### Exercise instructions
What is the count of lines that hold the word "JSON"? Give only the number.
┌──
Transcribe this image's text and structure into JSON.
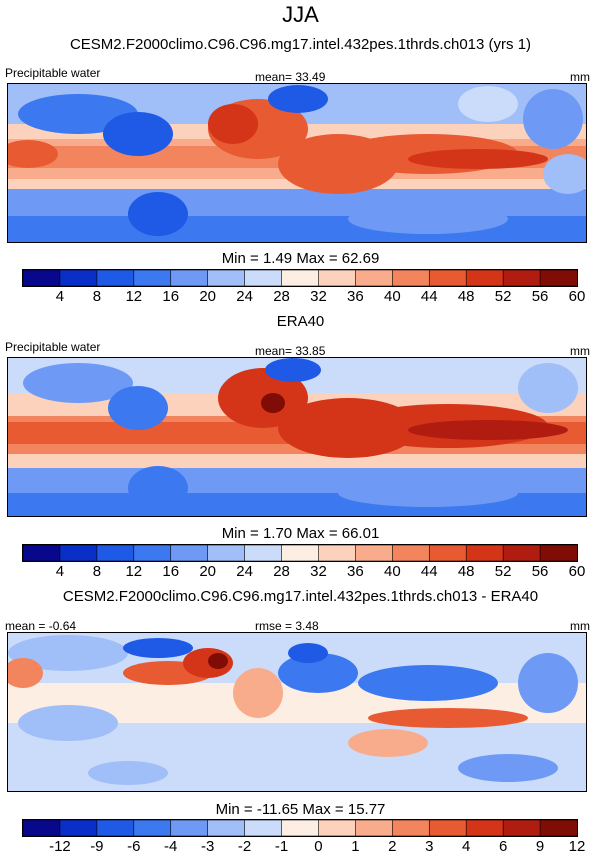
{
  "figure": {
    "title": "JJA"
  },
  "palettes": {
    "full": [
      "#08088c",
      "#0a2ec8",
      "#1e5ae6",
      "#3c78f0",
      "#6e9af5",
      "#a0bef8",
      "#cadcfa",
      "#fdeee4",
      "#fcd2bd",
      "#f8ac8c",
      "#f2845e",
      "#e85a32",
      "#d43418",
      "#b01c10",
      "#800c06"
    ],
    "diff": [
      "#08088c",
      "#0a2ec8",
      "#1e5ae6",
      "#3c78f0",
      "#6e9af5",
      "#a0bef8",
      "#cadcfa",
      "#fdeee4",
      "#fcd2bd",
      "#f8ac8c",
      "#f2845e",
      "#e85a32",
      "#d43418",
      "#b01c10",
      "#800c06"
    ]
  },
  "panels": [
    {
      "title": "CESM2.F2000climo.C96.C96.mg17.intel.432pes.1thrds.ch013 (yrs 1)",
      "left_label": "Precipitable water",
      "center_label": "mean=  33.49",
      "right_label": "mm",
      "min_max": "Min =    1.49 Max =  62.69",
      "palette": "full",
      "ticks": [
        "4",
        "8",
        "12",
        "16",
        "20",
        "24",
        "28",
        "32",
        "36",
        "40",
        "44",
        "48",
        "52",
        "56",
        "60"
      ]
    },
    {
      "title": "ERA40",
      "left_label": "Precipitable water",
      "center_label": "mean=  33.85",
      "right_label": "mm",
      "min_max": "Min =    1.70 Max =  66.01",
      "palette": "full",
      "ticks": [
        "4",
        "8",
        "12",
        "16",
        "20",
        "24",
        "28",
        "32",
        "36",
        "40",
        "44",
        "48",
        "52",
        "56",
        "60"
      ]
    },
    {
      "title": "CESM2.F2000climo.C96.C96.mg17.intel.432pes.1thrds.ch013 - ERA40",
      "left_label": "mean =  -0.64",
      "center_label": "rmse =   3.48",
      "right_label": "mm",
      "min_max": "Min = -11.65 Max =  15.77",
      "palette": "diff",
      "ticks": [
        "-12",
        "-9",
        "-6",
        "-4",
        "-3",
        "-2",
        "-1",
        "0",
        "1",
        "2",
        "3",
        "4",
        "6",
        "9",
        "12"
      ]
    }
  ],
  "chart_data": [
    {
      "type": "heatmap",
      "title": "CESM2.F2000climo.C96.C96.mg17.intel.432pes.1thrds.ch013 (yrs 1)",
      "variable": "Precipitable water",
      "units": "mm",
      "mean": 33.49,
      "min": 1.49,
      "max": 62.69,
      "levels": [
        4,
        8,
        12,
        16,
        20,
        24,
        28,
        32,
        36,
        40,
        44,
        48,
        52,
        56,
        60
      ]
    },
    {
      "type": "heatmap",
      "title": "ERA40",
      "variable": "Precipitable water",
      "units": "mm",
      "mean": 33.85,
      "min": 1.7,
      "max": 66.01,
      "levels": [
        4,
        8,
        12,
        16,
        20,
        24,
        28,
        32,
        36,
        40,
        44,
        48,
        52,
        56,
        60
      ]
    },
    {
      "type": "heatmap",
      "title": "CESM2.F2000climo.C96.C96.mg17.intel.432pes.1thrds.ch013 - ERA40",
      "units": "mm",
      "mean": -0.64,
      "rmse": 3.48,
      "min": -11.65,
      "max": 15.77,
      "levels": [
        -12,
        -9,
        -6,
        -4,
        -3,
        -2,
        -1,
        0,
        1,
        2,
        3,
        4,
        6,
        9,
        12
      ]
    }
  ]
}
└──
┌──
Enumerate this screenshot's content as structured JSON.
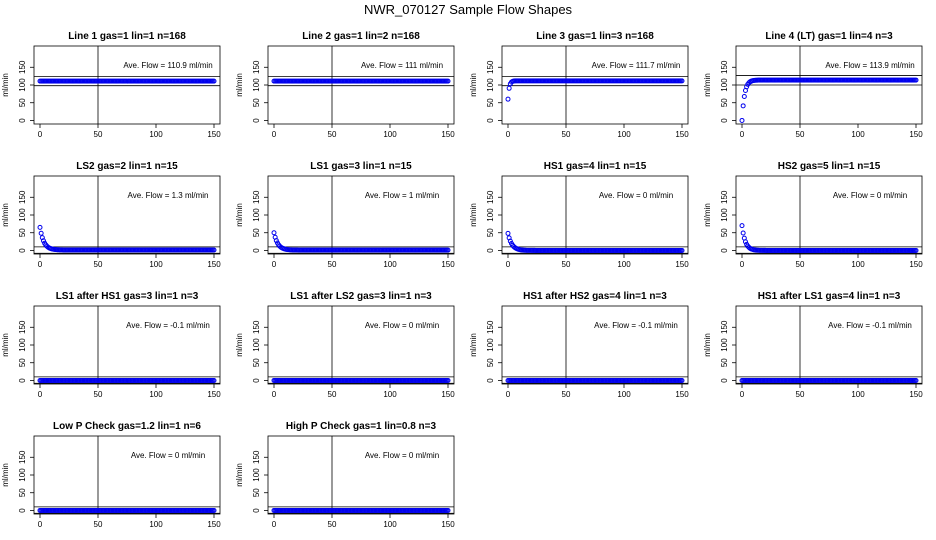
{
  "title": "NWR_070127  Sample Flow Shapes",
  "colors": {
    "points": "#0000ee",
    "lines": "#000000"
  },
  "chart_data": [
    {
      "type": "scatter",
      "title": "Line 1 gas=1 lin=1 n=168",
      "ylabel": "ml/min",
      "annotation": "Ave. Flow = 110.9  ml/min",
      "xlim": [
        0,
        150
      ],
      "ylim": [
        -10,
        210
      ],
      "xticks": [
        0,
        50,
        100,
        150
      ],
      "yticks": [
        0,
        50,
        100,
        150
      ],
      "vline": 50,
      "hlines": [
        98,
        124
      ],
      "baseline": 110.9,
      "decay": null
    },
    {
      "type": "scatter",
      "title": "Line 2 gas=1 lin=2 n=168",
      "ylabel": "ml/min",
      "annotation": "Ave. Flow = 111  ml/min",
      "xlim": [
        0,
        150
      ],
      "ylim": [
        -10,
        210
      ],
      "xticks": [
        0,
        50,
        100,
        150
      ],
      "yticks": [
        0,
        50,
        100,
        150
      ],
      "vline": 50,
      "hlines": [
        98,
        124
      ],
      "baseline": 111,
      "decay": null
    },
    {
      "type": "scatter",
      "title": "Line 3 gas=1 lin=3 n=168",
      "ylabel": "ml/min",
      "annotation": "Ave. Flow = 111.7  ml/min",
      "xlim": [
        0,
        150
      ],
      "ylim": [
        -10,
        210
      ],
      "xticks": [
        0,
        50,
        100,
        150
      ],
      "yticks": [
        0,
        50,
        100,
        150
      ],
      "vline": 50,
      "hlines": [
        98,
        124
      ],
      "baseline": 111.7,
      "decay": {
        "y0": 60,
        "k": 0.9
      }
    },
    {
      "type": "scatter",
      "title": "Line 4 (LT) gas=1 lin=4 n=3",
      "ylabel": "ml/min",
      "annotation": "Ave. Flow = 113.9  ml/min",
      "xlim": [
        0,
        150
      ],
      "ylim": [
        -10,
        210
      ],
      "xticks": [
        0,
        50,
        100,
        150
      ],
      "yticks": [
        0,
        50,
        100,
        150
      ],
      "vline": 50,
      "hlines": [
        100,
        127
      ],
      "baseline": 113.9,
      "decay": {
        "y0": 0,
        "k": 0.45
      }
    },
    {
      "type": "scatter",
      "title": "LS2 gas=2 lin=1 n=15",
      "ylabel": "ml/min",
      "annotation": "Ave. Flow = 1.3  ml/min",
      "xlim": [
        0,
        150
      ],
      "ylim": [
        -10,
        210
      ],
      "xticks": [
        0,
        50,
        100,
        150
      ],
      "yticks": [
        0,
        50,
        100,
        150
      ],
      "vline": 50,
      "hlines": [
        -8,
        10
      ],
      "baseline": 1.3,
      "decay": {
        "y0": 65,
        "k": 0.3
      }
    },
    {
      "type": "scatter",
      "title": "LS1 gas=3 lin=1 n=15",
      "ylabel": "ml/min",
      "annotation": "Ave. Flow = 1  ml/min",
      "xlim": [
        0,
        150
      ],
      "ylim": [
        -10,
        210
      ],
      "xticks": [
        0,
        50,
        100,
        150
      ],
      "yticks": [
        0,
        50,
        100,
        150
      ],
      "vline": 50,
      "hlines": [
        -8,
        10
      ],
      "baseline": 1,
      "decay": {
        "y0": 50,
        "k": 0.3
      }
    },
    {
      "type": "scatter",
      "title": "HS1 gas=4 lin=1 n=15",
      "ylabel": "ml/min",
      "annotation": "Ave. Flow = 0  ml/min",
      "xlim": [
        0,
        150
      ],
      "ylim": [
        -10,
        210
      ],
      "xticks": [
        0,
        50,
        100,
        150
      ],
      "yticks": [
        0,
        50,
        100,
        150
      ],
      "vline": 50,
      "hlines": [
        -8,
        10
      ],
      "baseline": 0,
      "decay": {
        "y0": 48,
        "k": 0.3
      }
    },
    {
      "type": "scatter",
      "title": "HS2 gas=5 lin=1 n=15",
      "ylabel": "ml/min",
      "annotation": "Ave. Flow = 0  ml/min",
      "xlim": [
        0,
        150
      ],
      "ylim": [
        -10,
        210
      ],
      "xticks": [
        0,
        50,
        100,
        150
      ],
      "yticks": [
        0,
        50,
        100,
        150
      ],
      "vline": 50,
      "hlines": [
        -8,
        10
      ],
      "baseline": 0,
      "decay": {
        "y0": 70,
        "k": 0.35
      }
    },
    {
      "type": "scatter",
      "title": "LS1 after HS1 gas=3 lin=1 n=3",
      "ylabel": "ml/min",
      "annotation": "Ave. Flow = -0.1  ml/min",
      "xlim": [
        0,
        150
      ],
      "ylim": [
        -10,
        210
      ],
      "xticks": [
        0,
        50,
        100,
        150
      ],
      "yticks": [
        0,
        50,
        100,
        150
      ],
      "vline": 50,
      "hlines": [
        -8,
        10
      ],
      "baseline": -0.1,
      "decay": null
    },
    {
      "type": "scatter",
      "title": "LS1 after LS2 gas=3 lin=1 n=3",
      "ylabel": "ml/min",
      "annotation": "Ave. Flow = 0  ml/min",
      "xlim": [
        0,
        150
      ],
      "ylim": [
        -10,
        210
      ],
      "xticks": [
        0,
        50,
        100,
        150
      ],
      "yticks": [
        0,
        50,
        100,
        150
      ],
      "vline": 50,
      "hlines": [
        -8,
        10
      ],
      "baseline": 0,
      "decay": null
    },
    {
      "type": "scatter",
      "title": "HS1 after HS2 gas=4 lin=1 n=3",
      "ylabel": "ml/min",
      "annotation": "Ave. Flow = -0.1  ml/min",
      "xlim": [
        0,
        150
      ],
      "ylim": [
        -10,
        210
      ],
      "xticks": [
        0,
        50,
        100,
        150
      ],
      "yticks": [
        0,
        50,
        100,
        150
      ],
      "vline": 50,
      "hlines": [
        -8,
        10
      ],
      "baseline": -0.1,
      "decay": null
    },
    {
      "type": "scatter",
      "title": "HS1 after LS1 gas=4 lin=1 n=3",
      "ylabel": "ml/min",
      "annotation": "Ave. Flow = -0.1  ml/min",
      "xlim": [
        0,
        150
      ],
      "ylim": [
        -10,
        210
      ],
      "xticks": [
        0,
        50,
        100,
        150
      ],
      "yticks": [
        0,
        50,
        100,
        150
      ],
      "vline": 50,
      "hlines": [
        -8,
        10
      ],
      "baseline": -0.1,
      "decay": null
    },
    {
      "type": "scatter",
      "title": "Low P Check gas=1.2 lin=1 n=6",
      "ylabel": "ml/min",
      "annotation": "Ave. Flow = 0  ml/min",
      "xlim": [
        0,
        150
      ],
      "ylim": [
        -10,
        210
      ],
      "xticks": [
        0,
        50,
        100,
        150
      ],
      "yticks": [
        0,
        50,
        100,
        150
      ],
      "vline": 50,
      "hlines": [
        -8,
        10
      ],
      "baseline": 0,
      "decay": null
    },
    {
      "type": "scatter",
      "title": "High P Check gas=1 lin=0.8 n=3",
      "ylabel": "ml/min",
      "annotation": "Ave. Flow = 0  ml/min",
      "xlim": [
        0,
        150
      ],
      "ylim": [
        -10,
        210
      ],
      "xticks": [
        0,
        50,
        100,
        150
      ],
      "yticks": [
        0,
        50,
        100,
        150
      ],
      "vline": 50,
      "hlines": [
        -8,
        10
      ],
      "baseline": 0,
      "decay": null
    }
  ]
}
└──
### Task answer
2